*To do*. Without the pictures, write out every entry that follows exactly.

─── Provided records ───

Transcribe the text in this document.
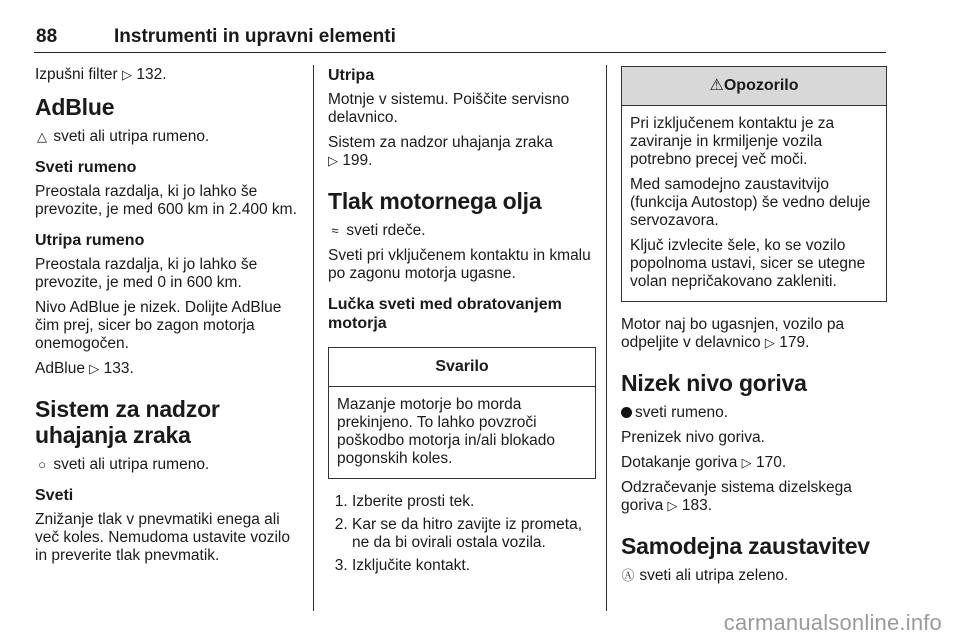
88	Instrumenti in upravni elementi

Izpušni filter ▷ 132.

AdBlue

△ sveti ali utripa rumeno.

Sveti rumeno

Preostala razdalja, ki jo lahko še prevozite, je med 600 km in 2.400 km.

Utripa rumeno

Preostala razdalja, ki jo lahko še prevozite, je med 0 in 600 km.

Nivo AdBlue je nizek. Dolijte AdBlue čim prej, sicer bo zagon motorja onemogočen.

AdBlue ▷ 133.

Sistem za nadzor uhajanja zraka

○ sveti ali utripa rumeno.

Sveti

Znižanje tlak v pnevmatiki enega ali več koles. Nemudoma ustavite vozilo in preverite tlak pnevmatik.

Utripa

Motnje v sistemu. Poiščite servisno delavnico.

Sistem za nadzor uhajanja zraka
▷ 199.

Tlak motornega olja

≈ sveti rdeče.

Sveti pri vključenem kontaktu in kmalu po zagonu motorja ugasne.

Lučka sveti med obratovanjem motorja
Svarilo

Mazanje motorje bo morda prekinjeno. To lahko povzroči poškodbo motorja in/ali blokado pogonskih koles.

1. Izberite prosti tek.
2. Kar se da hitro zavijte iz prometa, ne da bi ovirali ostala vozila.
3. Izključite kontakt.
⚠Opozorilo

Pri izključenem kontaktu je za zaviranje in krmiljenje vozila potrebno precej več moči.

Med samodejno zaustavitvijo (funkcija Autostop) še vedno deluje servozavora.

Ključ izvlecite šele, ko se vozilo popolnoma ustavi, sicer se utegne volan nepričakovano zakleniti.

Motor naj bo ugasnjen, vozilo pa odpeljite v delavnico ▷ 179.

Nizek nivo goriva

sveti rumeno.

Prenizek nivo goriva.

Dotakanje goriva ▷ 170.

Odzračevanje sistema dizelskega goriva ▷ 183.

Samodejna zaustavitev

Ⓐ sveti ali utripa zeleno.

carmanualsonline.info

───

*Response box*.
Transcribe the text in this document.
88	Instrumenti in upravni elementi

Izpušni filter ▷ 132.

AdBlue

△ sveti ali utripa rumeno.

Sveti rumeno

Preostala razdalja, ki jo lahko še prevozite, je med 600 km in 2.400 km.

Utripa rumeno

Preostala razdalja, ki jo lahko še prevozite, je med 0 in 600 km.

Nivo AdBlue je nizek. Dolijte AdBlue čim prej, sicer bo zagon motorja onemogočen.

AdBlue ▷ 133.

Sistem za nadzor uhajanja zraka

○ sveti ali utripa rumeno.

Sveti

Znižanje tlak v pnevmatiki enega ali več koles. Nemudoma ustavite vozilo in preverite tlak pnevmatik.

Utripa

Motnje v sistemu. Poiščite servisno delavnico.

Sistem za nadzor uhajanja zraka
▷ 199.

Tlak motornega olja

≈ sveti rdeče.

Sveti pri vključenem kontaktu in kmalu po zagonu motorja ugasne.

Lučka sveti med obratovanjem motorja
Svarilo

Mazanje motorje bo morda prekinjeno. To lahko povzroči poškodbo motorja in/ali blokado pogonskih koles.

1. Izberite prosti tek.
2. Kar se da hitro zavijte iz prometa, ne da bi ovirali ostala vozila.
3. Izključite kontakt.
⚠Opozorilo

Pri izključenem kontaktu je za zaviranje in krmiljenje vozila potrebno precej več moči.

Med samodejno zaustavitvijo (funkcija Autostop) še vedno deluje servozavora.

Ključ izvlecite šele, ko se vozilo popolnoma ustavi, sicer se utegne volan nepričakovano zakleniti.

Motor naj bo ugasnjen, vozilo pa odpeljite v delavnico ▷ 179.

Nizek nivo goriva

sveti rumeno.

Prenizek nivo goriva.

Dotakanje goriva ▷ 170.

Odzračevanje sistema dizelskega goriva ▷ 183.

Samodejna zaustavitev

Ⓐ sveti ali utripa zeleno.

carmanualsonline.info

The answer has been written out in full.